Stored data:
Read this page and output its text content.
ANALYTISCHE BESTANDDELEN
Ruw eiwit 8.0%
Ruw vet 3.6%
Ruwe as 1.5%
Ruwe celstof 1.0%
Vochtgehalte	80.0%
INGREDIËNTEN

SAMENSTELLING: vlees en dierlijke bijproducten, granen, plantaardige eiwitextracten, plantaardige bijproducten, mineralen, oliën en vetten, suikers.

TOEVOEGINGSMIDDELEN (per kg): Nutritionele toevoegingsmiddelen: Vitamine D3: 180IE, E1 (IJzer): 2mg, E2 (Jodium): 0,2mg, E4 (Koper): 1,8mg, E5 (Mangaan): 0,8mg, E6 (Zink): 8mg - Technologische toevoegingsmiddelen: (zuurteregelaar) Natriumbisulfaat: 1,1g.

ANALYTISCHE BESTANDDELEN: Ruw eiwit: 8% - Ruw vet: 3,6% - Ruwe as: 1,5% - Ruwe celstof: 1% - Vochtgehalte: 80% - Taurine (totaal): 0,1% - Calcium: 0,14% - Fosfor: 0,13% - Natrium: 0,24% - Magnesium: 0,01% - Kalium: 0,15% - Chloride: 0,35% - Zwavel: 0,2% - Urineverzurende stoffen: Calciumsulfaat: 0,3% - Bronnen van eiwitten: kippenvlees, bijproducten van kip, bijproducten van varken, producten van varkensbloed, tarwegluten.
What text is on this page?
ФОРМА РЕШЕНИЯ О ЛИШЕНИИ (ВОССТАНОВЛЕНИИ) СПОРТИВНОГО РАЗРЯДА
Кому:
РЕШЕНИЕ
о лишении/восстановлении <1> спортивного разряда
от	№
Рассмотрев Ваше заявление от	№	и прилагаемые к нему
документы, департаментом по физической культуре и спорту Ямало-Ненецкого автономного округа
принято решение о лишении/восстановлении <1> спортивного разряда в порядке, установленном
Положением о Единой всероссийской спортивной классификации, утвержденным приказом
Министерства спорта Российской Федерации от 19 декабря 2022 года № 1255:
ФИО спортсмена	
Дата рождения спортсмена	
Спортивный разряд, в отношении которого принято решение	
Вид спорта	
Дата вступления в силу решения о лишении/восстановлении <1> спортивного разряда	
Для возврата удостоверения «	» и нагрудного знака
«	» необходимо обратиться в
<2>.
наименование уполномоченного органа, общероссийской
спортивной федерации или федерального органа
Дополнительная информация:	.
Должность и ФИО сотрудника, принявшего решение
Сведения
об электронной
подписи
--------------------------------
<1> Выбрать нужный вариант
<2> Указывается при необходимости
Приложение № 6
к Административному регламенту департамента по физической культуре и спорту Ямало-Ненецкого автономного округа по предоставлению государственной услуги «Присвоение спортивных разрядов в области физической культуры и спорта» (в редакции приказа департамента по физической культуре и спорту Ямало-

What is required: Identify the lines above that contain the word "органа", then copy them.

Response below:
наименование уполномоченного органа, общероссийской
спортивной федерации или федерального органа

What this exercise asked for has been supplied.